#### DATA EXCERPTS
▬▬▬

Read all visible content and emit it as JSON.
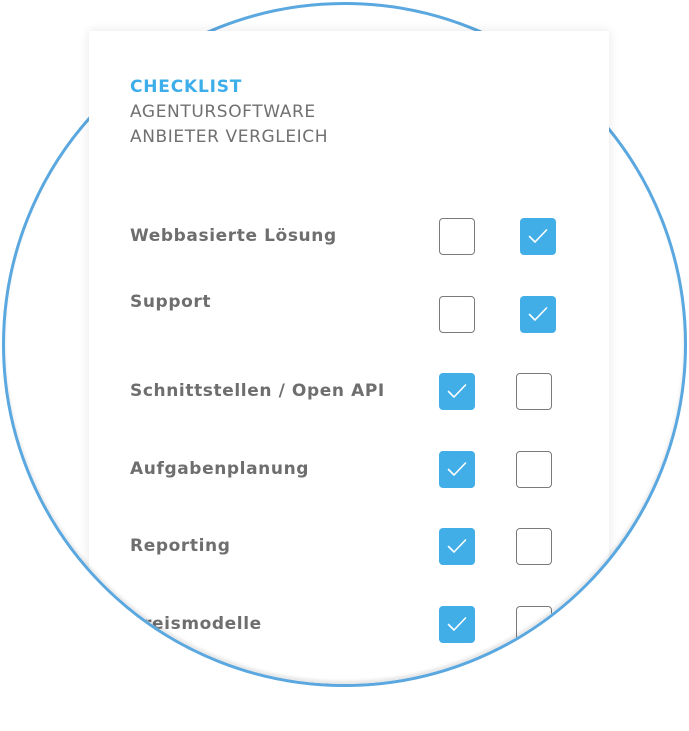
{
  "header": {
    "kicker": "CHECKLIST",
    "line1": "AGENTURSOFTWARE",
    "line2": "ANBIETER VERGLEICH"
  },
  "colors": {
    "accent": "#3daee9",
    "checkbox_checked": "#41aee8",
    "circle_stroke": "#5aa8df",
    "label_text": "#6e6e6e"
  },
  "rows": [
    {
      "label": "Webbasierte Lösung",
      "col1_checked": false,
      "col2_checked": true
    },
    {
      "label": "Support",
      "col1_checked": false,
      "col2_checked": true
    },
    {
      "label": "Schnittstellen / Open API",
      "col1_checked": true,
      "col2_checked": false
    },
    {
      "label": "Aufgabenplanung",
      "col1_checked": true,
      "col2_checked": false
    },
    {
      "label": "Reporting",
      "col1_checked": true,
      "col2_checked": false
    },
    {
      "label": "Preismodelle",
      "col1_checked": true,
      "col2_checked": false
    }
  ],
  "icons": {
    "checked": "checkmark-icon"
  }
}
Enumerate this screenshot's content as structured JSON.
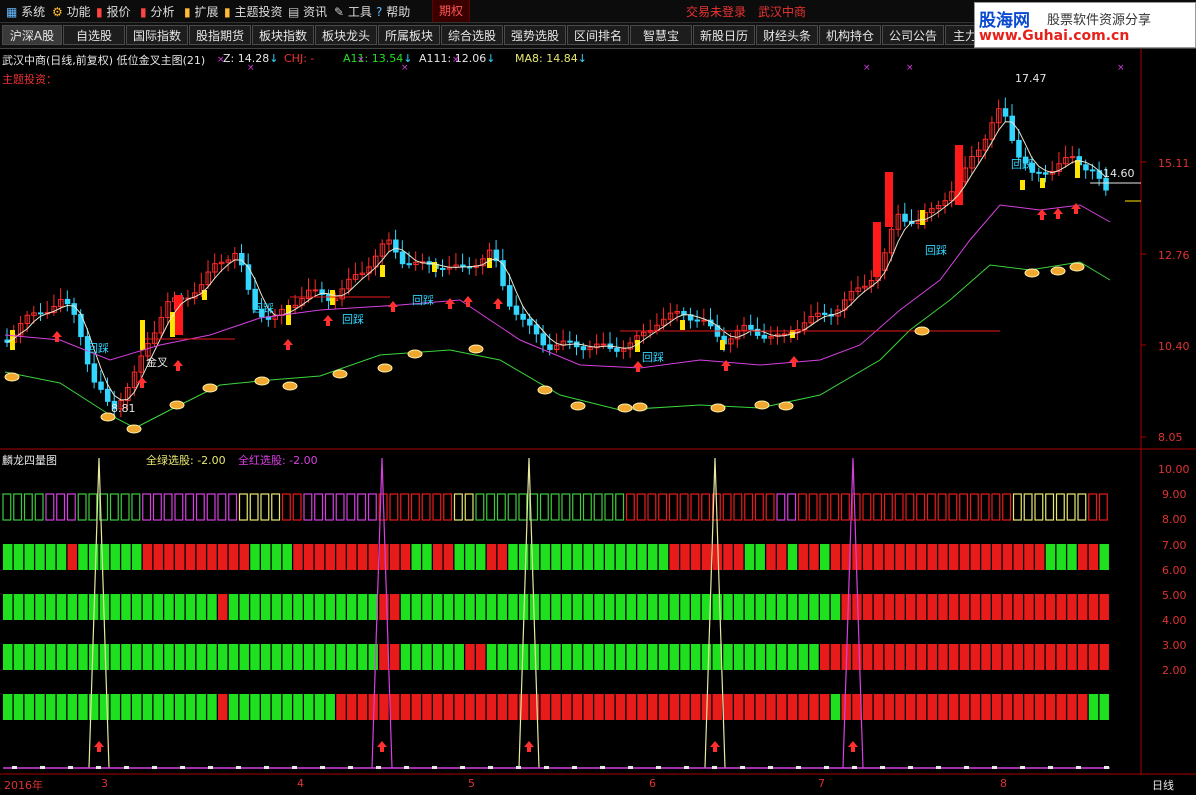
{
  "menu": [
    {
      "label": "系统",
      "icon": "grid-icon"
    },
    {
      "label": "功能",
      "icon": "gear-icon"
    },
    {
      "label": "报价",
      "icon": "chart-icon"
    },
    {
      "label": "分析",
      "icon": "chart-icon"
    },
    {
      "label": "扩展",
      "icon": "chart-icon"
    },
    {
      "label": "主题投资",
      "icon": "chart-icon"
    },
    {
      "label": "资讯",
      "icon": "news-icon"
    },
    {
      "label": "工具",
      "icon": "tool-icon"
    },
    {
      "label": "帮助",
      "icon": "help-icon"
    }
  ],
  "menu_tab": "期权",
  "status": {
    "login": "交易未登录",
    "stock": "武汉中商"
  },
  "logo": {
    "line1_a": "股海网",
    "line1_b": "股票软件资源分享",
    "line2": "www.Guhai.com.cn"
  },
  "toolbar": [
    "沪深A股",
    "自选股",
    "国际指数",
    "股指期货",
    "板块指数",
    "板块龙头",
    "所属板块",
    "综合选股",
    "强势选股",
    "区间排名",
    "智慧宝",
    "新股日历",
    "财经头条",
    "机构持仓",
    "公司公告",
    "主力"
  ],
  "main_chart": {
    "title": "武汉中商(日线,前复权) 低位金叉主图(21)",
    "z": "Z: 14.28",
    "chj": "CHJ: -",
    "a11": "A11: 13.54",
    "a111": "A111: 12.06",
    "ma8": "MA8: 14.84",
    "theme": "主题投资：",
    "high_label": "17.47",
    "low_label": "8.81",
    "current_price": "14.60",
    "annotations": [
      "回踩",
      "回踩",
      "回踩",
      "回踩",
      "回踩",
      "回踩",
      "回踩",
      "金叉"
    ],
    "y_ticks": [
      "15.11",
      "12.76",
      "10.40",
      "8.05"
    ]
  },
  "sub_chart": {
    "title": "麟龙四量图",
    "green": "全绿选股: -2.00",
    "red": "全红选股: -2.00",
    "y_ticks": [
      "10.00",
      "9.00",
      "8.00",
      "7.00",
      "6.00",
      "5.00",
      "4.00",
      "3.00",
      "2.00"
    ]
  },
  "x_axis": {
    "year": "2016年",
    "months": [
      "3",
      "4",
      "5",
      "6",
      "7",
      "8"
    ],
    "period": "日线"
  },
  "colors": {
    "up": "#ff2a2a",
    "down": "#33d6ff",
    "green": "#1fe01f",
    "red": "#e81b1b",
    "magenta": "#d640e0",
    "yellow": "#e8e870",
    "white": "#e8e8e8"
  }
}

▬▬▬

Copy each line of the preceding data that contains the string "content".

Read all visible content and emit it as JSON.
Enumerate this screenshot's content as structured JSON.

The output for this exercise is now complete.